WRITTEN EXERCISE >> Among the lines below, list those containing the string "Opening".

Collection entries
= = = =

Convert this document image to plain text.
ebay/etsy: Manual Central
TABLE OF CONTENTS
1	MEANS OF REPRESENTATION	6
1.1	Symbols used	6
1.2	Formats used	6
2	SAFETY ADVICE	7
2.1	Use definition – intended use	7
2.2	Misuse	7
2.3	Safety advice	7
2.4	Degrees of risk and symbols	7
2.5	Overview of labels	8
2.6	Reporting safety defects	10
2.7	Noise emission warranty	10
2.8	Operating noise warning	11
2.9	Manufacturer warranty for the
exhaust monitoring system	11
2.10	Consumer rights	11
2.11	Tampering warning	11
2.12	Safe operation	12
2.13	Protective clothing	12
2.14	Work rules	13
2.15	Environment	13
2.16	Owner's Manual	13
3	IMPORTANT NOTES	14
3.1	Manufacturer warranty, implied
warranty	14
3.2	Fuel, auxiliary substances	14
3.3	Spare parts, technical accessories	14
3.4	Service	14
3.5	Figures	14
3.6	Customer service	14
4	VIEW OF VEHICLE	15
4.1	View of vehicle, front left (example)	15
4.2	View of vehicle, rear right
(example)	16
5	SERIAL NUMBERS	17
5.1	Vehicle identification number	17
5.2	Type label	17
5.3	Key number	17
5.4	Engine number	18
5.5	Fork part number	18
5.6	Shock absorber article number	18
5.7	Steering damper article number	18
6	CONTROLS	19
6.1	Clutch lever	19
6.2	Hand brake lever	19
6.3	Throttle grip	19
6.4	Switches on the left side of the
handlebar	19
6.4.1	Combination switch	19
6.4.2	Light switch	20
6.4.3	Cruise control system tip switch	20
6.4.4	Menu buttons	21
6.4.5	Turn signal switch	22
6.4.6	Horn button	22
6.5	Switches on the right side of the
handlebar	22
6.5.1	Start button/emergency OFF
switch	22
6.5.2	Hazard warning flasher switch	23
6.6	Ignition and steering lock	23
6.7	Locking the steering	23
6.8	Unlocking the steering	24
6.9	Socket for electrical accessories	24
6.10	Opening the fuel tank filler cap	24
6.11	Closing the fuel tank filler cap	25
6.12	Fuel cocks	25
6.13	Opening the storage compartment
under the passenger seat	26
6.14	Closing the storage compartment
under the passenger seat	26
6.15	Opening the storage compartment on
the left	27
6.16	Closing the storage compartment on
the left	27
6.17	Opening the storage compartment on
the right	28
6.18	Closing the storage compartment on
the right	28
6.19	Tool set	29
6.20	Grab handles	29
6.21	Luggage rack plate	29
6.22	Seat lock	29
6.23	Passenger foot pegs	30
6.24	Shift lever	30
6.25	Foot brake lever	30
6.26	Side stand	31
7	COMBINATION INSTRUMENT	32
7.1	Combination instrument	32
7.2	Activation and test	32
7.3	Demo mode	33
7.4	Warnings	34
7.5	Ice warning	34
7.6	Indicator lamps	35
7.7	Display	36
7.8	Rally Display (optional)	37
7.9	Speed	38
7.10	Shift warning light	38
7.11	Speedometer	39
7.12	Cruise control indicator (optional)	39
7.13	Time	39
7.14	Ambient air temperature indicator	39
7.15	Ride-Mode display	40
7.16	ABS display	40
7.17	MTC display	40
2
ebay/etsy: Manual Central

= = = =

ANSWER TO THIS TASK >>
6.10	Opening the fuel tank filler cap	24
6.13	Opening the storage compartment
6.15	Opening the storage compartment on
6.17	Opening the storage compartment on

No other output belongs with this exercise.